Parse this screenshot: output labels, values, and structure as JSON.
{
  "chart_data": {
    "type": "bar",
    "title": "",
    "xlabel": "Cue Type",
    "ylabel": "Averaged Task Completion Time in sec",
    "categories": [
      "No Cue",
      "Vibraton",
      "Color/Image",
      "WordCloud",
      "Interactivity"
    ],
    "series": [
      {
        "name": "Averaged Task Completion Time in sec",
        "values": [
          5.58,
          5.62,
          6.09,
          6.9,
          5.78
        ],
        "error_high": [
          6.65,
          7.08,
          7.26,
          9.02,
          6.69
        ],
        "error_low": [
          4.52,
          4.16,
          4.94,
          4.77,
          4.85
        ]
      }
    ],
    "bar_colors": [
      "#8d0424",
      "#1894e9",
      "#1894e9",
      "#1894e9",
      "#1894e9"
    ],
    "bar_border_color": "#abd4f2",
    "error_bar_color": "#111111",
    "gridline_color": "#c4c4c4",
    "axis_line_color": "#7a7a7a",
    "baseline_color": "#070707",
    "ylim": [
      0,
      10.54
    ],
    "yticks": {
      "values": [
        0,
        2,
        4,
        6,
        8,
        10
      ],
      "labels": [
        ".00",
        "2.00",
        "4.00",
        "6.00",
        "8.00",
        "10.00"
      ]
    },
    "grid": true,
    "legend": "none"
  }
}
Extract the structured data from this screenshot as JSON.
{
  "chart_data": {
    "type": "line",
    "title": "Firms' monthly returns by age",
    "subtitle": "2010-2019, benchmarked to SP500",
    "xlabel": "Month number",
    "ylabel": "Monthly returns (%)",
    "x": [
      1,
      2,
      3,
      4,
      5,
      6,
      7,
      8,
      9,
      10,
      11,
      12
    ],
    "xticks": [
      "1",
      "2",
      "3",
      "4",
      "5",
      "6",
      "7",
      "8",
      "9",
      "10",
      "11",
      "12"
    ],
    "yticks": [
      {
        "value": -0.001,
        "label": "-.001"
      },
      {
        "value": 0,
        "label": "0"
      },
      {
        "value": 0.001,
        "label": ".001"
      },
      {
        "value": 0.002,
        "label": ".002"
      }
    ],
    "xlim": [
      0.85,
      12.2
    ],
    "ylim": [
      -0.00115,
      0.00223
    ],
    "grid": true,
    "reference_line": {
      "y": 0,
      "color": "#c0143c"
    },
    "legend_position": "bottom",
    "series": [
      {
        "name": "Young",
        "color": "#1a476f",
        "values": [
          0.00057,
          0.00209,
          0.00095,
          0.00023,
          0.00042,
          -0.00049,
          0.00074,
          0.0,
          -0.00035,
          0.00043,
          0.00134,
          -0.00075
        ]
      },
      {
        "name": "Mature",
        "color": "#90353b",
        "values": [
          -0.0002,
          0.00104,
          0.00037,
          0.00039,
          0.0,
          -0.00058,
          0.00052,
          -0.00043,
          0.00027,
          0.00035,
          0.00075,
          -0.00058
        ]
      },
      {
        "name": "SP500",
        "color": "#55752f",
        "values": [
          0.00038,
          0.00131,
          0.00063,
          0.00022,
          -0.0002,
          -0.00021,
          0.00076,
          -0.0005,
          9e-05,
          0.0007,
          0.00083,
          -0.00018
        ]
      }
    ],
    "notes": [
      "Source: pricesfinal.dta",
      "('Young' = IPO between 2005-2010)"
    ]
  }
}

**TASK INSTRUCTIONS**
Among the entries above, identify all lines with "labels" and copy them.

**EXERCISE RESPONSE**
Parse this screenshot: output labels, values, and structure as JSON.
      "labels": [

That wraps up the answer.